## The exercise
Pick out the lines in the listing below that contain the word "occur" and copy them.
::::::::
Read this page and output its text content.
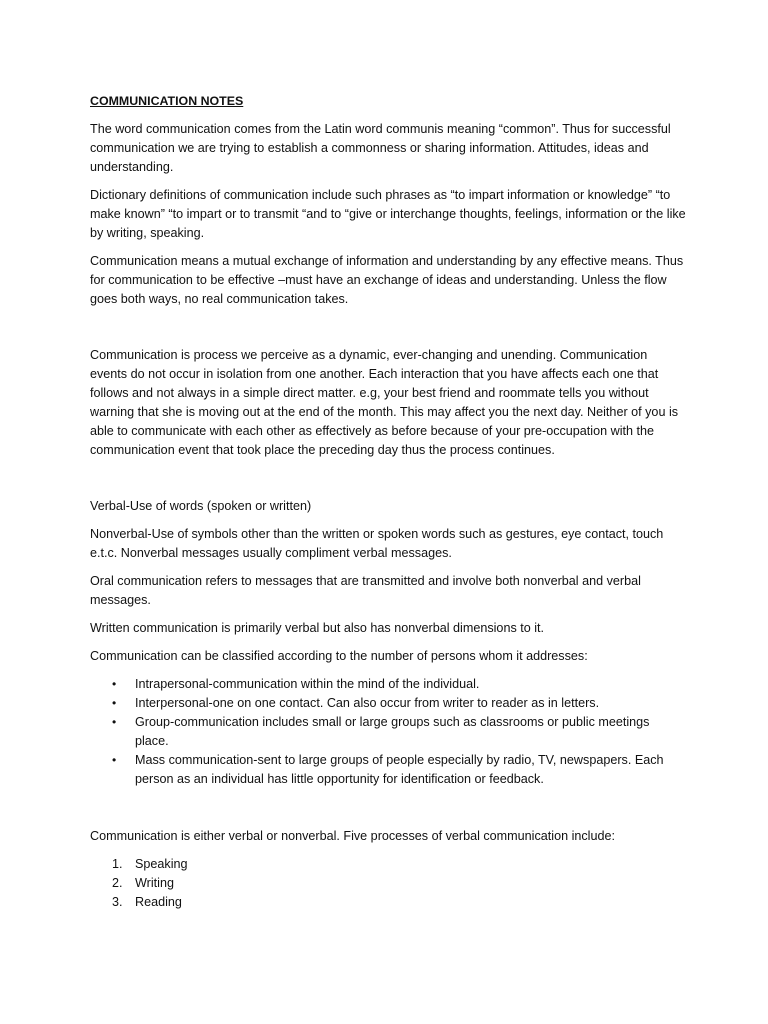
COMMUNICATION NOTES

The word communication comes from the Latin word communis meaning “common”. Thus for successful communication we are trying to establish a commonness or sharing information. Attitudes, ideas and understanding.

Dictionary definitions of communication include such phrases as “to impart information or knowledge” “to make known” “to impart or to transmit “and to “give or interchange thoughts, feelings, information or the like by writing, speaking.

Communication means a mutual exchange of information and understanding by any effective means. Thus for communication to be effective –must have an exchange of ideas and understanding. Unless the flow goes both ways, no real communication takes.

Communication is process we perceive as a dynamic, ever-changing and unending. Communication events do not occur in isolation from one another. Each interaction that you have affects each one that follows and not always in a simple direct matter. e.g, your best friend and roommate tells you without warning that she is moving out at the end of the month. This may affect you the next day. Neither of you is able to communicate with each other as effectively as before because of your pre-occupation with the communication event that took place the preceding day thus the process continues.

Verbal-Use of words (spoken or written)

Nonverbal-Use of symbols other than the written or spoken words such as gestures, eye contact, touch e.t.c. Nonverbal messages usually compliment verbal messages.

Oral communication refers to messages that are transmitted and involve both nonverbal and verbal messages.

Written communication is primarily verbal but also has nonverbal dimensions to it.

Communication can be classified according to the number of persons whom it addresses:

• Intrapersonal-communication within the mind of the individual.
• Interpersonal-one on one contact. Can also occur from writer to reader as in letters.
• Group-communication includes small or large groups such as classrooms or public meetings place.
• Mass communication-sent to large groups of people especially by radio, TV, newspapers. Each person as an individual has little opportunity for identification or feedback.

Communication is either verbal or nonverbal. Five processes of verbal communication include:

1. Speaking
2. Writing
3. Reading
::::::::
## Result for this task
Communication is process we perceive as a dynamic, ever-changing and unending. Communication events do not occur in isolation from one another. Each interaction that you have affects each one that follows and not always in a simple direct matter. e.g, your best friend and roommate tells you without warning that she is moving out at the end of the month. This may affect you the next day. Neither of you is able to communicate with each other as effectively as before because of your pre-occupation with the communication event that took place the preceding day thus the process continues.
• Interpersonal-one on one contact. Can also occur from writer to reader as in letters.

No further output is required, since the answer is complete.